◆ Task objective
Could you write out every entry exactly as it stands?

+++ Data shown +++

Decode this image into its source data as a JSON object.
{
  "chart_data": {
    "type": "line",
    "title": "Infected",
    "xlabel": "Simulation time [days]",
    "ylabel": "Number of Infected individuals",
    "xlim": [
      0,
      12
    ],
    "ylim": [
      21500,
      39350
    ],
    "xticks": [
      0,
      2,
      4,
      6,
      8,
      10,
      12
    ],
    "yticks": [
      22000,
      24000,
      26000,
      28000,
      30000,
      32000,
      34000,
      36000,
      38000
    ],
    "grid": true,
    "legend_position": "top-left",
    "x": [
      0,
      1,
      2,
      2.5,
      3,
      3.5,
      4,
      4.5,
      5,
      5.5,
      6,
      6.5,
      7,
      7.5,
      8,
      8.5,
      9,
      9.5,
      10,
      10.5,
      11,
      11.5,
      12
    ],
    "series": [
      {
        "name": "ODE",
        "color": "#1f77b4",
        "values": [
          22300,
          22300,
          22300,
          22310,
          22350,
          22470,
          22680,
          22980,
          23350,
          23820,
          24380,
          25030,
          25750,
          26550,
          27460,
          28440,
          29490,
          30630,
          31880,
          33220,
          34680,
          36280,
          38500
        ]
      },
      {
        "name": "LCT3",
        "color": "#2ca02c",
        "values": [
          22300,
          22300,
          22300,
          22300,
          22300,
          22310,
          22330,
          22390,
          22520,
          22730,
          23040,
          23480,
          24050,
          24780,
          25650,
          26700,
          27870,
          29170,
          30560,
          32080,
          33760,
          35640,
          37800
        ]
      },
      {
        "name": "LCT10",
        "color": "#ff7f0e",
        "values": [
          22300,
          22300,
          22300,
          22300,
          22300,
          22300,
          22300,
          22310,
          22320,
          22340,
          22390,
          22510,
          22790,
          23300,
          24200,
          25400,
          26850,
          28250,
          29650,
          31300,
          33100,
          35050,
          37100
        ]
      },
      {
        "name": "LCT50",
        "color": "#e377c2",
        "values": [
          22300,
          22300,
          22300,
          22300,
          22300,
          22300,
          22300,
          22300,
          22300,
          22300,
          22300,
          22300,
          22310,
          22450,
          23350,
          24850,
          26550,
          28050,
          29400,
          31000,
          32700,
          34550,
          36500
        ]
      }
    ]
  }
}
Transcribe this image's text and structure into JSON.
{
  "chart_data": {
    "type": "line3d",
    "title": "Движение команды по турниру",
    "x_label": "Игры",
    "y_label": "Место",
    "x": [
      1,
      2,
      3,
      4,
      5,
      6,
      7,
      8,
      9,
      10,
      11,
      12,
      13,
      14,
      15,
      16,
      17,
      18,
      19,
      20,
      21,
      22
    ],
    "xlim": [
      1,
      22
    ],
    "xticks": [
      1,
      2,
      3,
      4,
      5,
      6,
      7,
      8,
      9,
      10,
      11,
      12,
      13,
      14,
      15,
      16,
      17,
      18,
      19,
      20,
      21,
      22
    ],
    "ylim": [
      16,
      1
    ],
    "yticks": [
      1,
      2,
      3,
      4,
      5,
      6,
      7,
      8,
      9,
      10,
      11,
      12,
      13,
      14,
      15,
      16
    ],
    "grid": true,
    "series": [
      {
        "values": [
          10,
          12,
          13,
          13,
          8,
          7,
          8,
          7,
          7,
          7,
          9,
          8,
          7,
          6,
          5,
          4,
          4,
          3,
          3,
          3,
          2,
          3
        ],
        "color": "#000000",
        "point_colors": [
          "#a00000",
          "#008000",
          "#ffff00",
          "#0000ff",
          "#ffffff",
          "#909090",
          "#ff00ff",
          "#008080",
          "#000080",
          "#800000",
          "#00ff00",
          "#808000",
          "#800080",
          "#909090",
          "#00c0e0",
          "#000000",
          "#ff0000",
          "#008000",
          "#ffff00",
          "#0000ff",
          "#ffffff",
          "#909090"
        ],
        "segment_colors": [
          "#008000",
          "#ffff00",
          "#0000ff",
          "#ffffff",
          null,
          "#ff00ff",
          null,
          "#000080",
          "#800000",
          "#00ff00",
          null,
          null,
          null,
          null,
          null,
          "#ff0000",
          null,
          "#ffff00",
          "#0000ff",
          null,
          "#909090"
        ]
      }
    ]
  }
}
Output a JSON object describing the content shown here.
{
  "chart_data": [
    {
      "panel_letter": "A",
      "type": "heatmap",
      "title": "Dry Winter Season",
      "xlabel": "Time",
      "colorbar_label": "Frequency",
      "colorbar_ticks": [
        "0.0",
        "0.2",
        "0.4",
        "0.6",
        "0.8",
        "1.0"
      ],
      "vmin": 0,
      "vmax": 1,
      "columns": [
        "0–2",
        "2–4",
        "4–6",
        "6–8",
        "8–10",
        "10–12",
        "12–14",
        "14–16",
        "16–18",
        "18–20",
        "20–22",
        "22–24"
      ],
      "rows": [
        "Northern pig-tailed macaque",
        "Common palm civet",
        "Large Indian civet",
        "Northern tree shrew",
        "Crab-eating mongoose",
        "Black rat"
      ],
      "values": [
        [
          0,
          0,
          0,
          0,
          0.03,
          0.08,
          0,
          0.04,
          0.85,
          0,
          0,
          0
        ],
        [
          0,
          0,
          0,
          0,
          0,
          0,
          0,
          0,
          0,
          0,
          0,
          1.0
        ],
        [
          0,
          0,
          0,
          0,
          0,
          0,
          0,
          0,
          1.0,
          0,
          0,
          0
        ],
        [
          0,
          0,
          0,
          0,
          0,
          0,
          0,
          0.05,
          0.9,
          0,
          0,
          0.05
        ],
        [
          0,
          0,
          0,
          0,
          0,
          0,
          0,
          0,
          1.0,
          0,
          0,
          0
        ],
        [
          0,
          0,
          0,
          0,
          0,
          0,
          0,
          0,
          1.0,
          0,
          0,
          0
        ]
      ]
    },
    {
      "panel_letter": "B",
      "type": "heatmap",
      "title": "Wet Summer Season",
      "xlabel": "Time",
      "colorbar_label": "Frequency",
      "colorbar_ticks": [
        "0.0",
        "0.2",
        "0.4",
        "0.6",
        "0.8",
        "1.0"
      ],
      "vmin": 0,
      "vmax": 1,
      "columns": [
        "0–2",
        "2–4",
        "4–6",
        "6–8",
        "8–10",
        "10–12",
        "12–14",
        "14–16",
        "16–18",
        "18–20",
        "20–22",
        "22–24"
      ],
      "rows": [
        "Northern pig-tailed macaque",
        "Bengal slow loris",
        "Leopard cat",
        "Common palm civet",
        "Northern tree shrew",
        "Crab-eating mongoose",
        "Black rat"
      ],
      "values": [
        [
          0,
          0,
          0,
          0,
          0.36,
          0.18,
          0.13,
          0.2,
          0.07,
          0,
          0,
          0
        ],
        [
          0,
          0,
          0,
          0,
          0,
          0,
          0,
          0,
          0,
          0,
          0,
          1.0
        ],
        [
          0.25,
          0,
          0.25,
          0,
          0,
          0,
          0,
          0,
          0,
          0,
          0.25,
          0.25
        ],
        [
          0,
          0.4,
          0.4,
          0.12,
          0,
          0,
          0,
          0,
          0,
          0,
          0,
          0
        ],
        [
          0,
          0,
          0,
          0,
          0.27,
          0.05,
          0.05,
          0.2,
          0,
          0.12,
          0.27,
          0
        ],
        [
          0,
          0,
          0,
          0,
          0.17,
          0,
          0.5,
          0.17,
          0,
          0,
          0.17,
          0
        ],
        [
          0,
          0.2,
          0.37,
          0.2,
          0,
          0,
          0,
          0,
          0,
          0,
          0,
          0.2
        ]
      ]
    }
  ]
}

+++

◆ Full answer
Decode this image into its source data as a JSON object.
{
  "chart_data": {
    "type": "line",
    "title": "Infected",
    "xlabel": "Simulation time [days]",
    "ylabel": "Number of Infected individuals",
    "xlim": [
      0,
      12
    ],
    "ylim": [
      21500,
      39350
    ],
    "xticks": [
      0,
      2,
      4,
      6,
      8,
      10,
      12
    ],
    "yticks": [
      22000,
      24000,
      26000,
      28000,
      30000,
      32000,
      34000,
      36000,
      38000
    ],
    "grid": true,
    "legend_position": "top-left",
    "x": [
      0,
      1,
      2,
      2.5,
      3,
      3.5,
      4,
      4.5,
      5,
      5.5,
      6,
      6.5,
      7,
      7.5,
      8,
      8.5,
      9,
      9.5,
      10,
      10.5,
      11,
      11.5,
      12
    ],
    "series": [
      {
        "name": "ODE",
        "color": "#1f77b4",
        "values": [
          22300,
          22300,
          22300,
          22310,
          22350,
          22470,
          22680,
          22980,
          23350,
          23820,
          24380,
          25030,
          25750,
          26550,
          27460,
          28440,
          29490,
          30630,
          31880,
          33220,
          34680,
          36280,
          38500
        ]
      },
      {
        "name": "LCT3",
        "color": "#2ca02c",
        "values": [
          22300,
          22300,
          22300,
          22300,
          22300,
          22310,
          22330,
          22390,
          22520,
          22730,
          23040,
          23480,
          24050,
          24780,
          25650,
          26700,
          27870,
          29170,
          30560,
          32080,
          33760,
          35640,
          37800
        ]
      },
      {
        "name": "LCT10",
        "color": "#ff7f0e",
        "values": [
          22300,
          22300,
          22300,
          22300,
          22300,
          22300,
          22300,
          22310,
          22320,
          22340,
          22390,
          22510,
          22790,
          23300,
          24200,
          25400,
          26850,
          28250,
          29650,
          31300,
          33100,
          35050,
          37100
        ]
      },
      {
        "name": "LCT50",
        "color": "#e377c2",
        "values": [
          22300,
          22300,
          22300,
          22300,
          22300,
          22300,
          22300,
          22300,
          22300,
          22300,
          22300,
          22300,
          22310,
          22450,
          23350,
          24850,
          26550,
          28050,
          29400,
          31000,
          32700,
          34550,
          36500
        ]
      }
    ]
  }
}
Transcribe this image's text and structure into JSON.
{
  "chart_data": {
    "type": "line3d",
    "title": "Движение команды по турниру",
    "x_label": "Игры",
    "y_label": "Место",
    "x": [
      1,
      2,
      3,
      4,
      5,
      6,
      7,
      8,
      9,
      10,
      11,
      12,
      13,
      14,
      15,
      16,
      17,
      18,
      19,
      20,
      21,
      22
    ],
    "xlim": [
      1,
      22
    ],
    "xticks": [
      1,
      2,
      3,
      4,
      5,
      6,
      7,
      8,
      9,
      10,
      11,
      12,
      13,
      14,
      15,
      16,
      17,
      18,
      19,
      20,
      21,
      22
    ],
    "ylim": [
      16,
      1
    ],
    "yticks": [
      1,
      2,
      3,
      4,
      5,
      6,
      7,
      8,
      9,
      10,
      11,
      12,
      13,
      14,
      15,
      16
    ],
    "grid": true,
    "series": [
      {
        "values": [
          10,
          12,
          13,
          13,
          8,
          7,
          8,
          7,
          7,
          7,
          9,
          8,
          7,
          6,
          5,
          4,
          4,
          3,
          3,
          3,
          2,
          3
        ],
        "color": "#000000",
        "point_colors": [
          "#a00000",
          "#008000",
          "#ffff00",
          "#0000ff",
          "#ffffff",
          "#909090",
          "#ff00ff",
          "#008080",
          "#000080",
          "#800000",
          "#00ff00",
          "#808000",
          "#800080",
          "#909090",
          "#00c0e0",
          "#000000",
          "#ff0000",
          "#008000",
          "#ffff00",
          "#0000ff",
          "#ffffff",
          "#909090"
        ],
        "segment_colors": [
          "#008000",
          "#ffff00",
          "#0000ff",
          "#ffffff",
          null,
          "#ff00ff",
          null,
          "#000080",
          "#800000",
          "#00ff00",
          null,
          null,
          null,
          null,
          null,
          "#ff0000",
          null,
          "#ffff00",
          "#0000ff",
          null,
          "#909090"
        ]
      }
    ]
  }
}
Output a JSON object describing the content shown here.
{
  "chart_data": [
    {
      "panel_letter": "A",
      "type": "heatmap",
      "title": "Dry Winter Season",
      "xlabel": "Time",
      "colorbar_label": "Frequency",
      "colorbar_ticks": [
        "0.0",
        "0.2",
        "0.4",
        "0.6",
        "0.8",
        "1.0"
      ],
      "vmin": 0,
      "vmax": 1,
      "columns": [
        "0–2",
        "2–4",
        "4–6",
        "6–8",
        "8–10",
        "10–12",
        "12–14",
        "14–16",
        "16–18",
        "18–20",
        "20–22",
        "22–24"
      ],
      "rows": [
        "Northern pig-tailed macaque",
        "Common palm civet",
        "Large Indian civet",
        "Northern tree shrew",
        "Crab-eating mongoose",
        "Black rat"
      ],
      "values": [
        [
          0,
          0,
          0,
          0,
          0.03,
          0.08,
          0,
          0.04,
          0.85,
          0,
          0,
          0
        ],
        [
          0,
          0,
          0,
          0,
          0,
          0,
          0,
          0,
          0,
          0,
          0,
          1.0
        ],
        [
          0,
          0,
          0,
          0,
          0,
          0,
          0,
          0,
          1.0,
          0,
          0,
          0
        ],
        [
          0,
          0,
          0,
          0,
          0,
          0,
          0,
          0.05,
          0.9,
          0,
          0,
          0.05
        ],
        [
          0,
          0,
          0,
          0,
          0,
          0,
          0,
          0,
          1.0,
          0,
          0,
          0
        ],
        [
          0,
          0,
          0,
          0,
          0,
          0,
          0,
          0,
          1.0,
          0,
          0,
          0
        ]
      ]
    },
    {
      "panel_letter": "B",
      "type": "heatmap",
      "title": "Wet Summer Season",
      "xlabel": "Time",
      "colorbar_label": "Frequency",
      "colorbar_ticks": [
        "0.0",
        "0.2",
        "0.4",
        "0.6",
        "0.8",
        "1.0"
      ],
      "vmin": 0,
      "vmax": 1,
      "columns": [
        "0–2",
        "2–4",
        "4–6",
        "6–8",
        "8–10",
        "10–12",
        "12–14",
        "14–16",
        "16–18",
        "18–20",
        "20–22",
        "22–24"
      ],
      "rows": [
        "Northern pig-tailed macaque",
        "Bengal slow loris",
        "Leopard cat",
        "Common palm civet",
        "Northern tree shrew",
        "Crab-eating mongoose",
        "Black rat"
      ],
      "values": [
        [
          0,
          0,
          0,
          0,
          0.36,
          0.18,
          0.13,
          0.2,
          0.07,
          0,
          0,
          0
        ],
        [
          0,
          0,
          0,
          0,
          0,
          0,
          0,
          0,
          0,
          0,
          0,
          1.0
        ],
        [
          0.25,
          0,
          0.25,
          0,
          0,
          0,
          0,
          0,
          0,
          0,
          0.25,
          0.25
        ],
        [
          0,
          0.4,
          0.4,
          0.12,
          0,
          0,
          0,
          0,
          0,
          0,
          0,
          0
        ],
        [
          0,
          0,
          0,
          0,
          0.27,
          0.05,
          0.05,
          0.2,
          0,
          0.12,
          0.27,
          0
        ],
        [
          0,
          0,
          0,
          0,
          0.17,
          0,
          0.5,
          0.17,
          0,
          0,
          0.17,
          0
        ],
        [
          0,
          0.2,
          0.37,
          0.2,
          0,
          0,
          0,
          0,
          0,
          0,
          0,
          0.2
        ]
      ]
    }
  ]
}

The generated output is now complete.